● **Stated task**
Which lines below hold the word "this"? Report each one.

● **Provided data**
- - - - - - -

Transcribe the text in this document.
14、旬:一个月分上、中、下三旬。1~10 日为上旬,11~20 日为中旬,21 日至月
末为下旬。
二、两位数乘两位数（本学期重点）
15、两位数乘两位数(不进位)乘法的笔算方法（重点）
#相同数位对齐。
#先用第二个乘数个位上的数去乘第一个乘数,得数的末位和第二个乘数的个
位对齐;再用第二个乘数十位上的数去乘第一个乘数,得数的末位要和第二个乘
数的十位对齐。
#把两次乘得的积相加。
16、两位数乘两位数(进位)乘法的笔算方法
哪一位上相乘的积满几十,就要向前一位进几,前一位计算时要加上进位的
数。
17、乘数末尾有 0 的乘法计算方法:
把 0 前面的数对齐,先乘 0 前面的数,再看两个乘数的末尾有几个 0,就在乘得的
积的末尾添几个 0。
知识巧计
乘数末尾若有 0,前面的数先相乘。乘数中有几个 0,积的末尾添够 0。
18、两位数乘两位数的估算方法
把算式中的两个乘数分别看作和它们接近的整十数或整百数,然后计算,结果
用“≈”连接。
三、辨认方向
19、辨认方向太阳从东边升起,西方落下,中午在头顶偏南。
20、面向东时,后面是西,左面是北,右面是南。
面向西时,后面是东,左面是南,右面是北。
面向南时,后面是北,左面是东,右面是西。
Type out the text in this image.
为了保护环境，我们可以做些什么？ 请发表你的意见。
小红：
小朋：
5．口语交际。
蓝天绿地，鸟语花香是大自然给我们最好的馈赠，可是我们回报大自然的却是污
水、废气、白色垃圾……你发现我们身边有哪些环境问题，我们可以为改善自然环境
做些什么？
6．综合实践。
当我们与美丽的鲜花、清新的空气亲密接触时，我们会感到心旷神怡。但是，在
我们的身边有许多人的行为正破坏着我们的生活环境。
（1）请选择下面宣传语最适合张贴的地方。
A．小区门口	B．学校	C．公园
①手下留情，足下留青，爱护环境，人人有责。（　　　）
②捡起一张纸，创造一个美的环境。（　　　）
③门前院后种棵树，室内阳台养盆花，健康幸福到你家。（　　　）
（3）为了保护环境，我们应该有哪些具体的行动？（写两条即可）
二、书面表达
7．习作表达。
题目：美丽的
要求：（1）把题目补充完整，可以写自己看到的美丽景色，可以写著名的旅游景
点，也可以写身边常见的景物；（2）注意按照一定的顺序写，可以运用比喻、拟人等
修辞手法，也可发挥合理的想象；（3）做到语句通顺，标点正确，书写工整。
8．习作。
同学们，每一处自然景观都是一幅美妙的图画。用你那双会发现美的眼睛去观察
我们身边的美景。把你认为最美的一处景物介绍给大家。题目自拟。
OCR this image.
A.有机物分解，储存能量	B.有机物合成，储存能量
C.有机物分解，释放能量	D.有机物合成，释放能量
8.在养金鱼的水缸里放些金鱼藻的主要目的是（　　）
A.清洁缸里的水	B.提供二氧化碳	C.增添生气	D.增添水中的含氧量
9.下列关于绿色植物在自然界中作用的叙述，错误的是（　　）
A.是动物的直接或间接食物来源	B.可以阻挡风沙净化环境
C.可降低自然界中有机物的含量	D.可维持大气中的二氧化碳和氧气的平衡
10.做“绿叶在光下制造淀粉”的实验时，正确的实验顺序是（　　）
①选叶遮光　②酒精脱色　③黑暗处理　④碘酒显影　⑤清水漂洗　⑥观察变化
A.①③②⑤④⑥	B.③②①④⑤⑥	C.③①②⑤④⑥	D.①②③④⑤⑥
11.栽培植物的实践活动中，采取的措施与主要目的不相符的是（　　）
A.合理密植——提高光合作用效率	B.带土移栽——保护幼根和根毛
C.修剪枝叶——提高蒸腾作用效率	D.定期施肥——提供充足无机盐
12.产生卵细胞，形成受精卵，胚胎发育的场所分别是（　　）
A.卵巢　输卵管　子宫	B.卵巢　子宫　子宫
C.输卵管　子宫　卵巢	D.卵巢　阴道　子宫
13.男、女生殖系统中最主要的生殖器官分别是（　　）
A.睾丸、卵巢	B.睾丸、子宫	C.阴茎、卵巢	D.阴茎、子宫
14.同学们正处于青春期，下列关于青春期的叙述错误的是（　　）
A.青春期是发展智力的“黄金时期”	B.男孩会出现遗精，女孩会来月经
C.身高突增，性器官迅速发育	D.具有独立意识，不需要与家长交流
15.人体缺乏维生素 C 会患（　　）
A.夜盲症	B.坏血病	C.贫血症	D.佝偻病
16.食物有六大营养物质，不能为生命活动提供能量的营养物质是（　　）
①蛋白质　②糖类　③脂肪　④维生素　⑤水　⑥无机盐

- - - - - - -

● **Finished task**
Transcribe the text in this document.
Type out the text in this image.
OCR this image.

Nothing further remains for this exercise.